ENTRIES SHOWN>
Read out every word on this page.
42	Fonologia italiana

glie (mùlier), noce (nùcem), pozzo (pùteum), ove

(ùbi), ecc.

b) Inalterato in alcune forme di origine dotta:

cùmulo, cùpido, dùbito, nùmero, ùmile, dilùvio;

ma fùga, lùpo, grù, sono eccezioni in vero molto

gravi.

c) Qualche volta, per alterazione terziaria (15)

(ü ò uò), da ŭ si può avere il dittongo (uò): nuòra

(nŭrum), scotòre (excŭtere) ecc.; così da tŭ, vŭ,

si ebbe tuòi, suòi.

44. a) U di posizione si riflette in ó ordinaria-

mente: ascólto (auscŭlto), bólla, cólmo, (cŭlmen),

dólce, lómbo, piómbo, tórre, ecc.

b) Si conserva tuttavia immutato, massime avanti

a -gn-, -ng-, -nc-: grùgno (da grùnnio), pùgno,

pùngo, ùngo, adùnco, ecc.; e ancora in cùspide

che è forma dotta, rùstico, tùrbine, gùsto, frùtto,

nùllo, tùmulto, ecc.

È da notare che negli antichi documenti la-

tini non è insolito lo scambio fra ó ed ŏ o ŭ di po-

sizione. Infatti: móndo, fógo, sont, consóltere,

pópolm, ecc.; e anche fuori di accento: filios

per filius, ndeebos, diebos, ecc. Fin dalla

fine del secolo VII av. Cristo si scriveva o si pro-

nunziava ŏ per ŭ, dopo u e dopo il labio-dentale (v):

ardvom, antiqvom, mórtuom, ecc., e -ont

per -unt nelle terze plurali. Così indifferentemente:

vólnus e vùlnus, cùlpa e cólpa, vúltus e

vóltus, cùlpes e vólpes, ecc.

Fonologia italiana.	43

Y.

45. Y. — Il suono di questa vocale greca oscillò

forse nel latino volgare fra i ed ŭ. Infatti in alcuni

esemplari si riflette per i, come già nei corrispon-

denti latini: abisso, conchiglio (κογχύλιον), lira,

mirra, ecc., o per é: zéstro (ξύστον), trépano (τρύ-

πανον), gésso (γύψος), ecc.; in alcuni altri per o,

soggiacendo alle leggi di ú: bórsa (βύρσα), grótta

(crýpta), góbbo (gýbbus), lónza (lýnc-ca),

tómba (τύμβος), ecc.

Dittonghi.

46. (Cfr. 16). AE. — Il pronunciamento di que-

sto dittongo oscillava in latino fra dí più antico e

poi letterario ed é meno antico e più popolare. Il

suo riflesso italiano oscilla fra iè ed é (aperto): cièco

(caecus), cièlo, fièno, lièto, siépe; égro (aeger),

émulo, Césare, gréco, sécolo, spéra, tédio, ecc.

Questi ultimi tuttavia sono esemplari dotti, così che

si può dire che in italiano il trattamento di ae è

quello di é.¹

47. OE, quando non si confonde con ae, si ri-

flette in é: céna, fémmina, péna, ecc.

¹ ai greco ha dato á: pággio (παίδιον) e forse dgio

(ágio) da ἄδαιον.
==
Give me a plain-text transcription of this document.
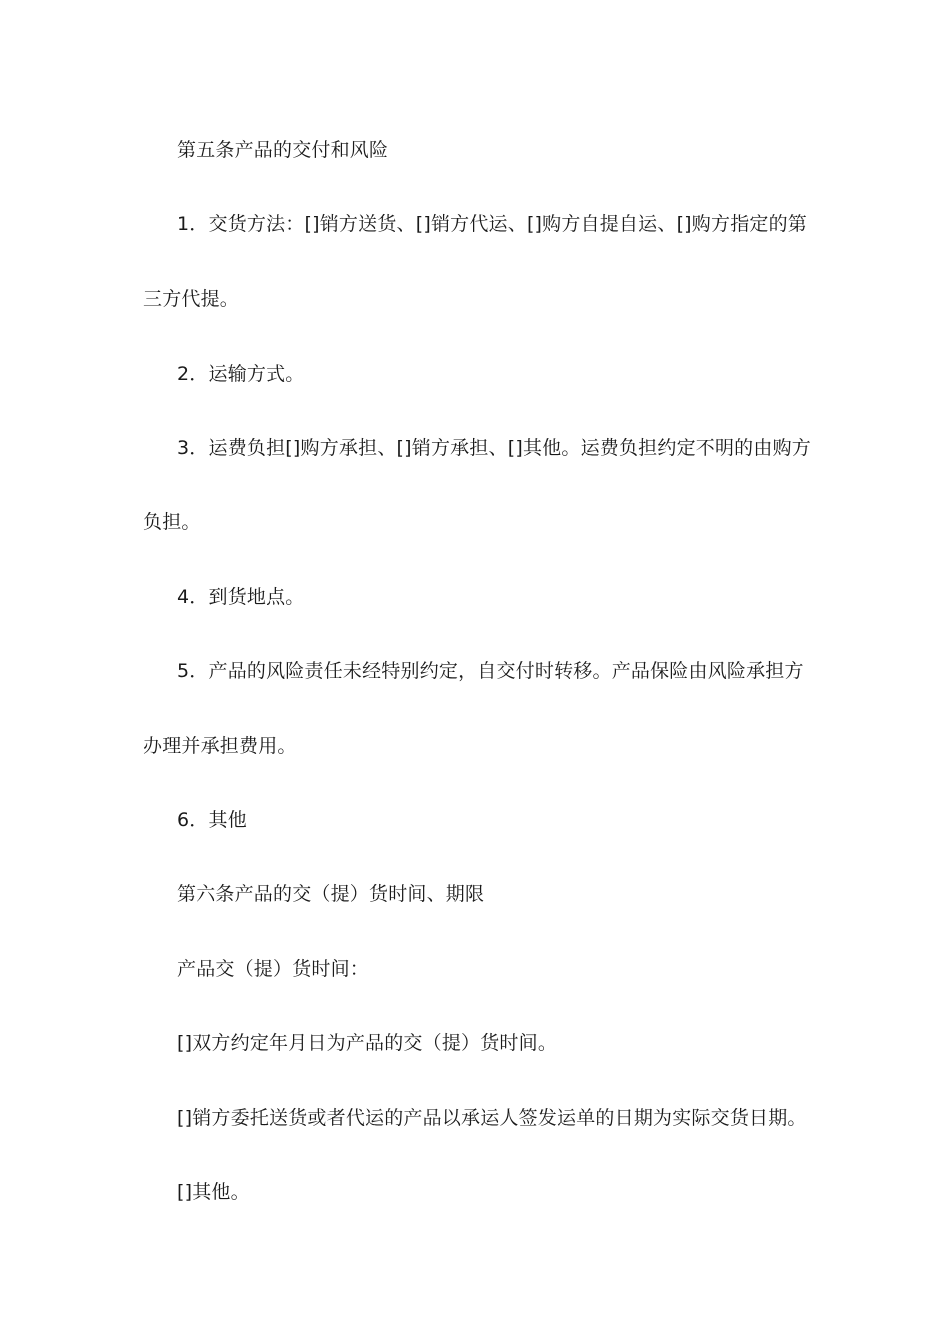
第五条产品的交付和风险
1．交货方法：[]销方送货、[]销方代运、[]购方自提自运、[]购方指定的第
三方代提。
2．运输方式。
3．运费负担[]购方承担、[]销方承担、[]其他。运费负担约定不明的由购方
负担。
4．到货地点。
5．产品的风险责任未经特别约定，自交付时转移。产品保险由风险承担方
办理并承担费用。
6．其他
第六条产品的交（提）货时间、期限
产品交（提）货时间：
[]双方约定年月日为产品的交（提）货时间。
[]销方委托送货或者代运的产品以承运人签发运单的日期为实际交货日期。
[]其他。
* * *
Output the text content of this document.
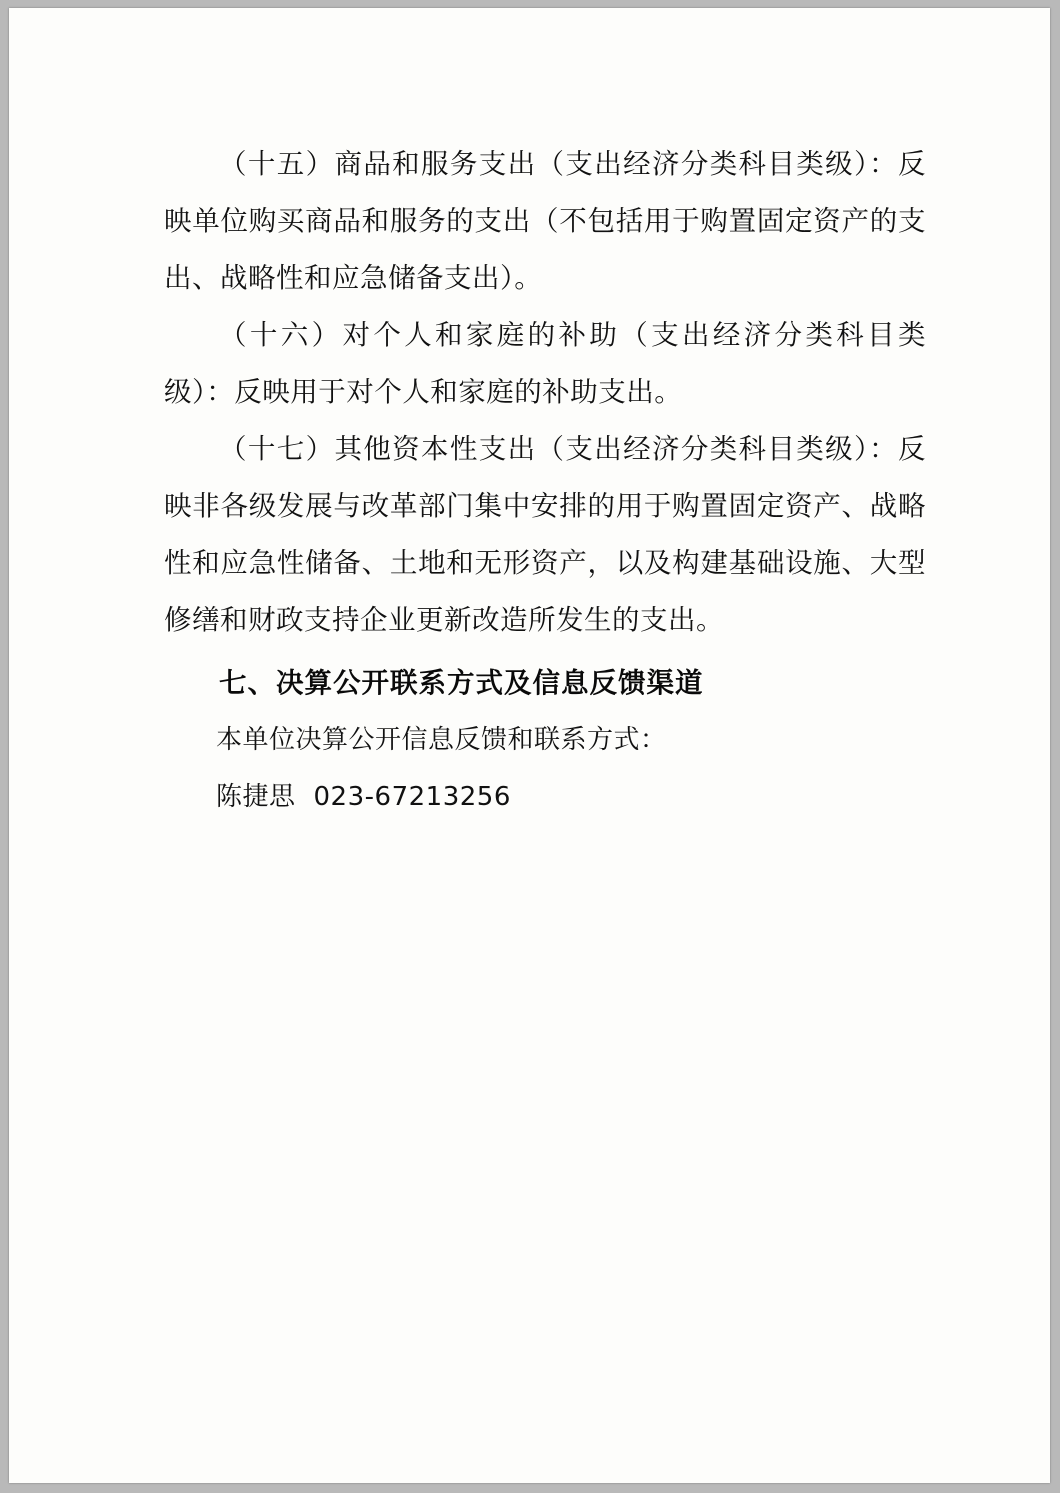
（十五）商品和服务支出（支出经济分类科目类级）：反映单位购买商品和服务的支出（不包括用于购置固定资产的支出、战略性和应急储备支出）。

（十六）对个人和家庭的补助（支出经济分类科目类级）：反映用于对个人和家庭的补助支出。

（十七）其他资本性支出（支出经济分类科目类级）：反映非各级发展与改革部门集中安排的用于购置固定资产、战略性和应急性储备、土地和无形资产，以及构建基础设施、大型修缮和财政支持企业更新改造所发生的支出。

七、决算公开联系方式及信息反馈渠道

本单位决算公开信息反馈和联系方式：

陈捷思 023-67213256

WORK INSTRUCTIONS> Each line above that holds the string "sono" should be copied and shown.

THE RESULT>
ma fùga, lùpo, grù, sono eccezioni in vero molto
Questi ultimi tuttavia sono esemplari dotti, così che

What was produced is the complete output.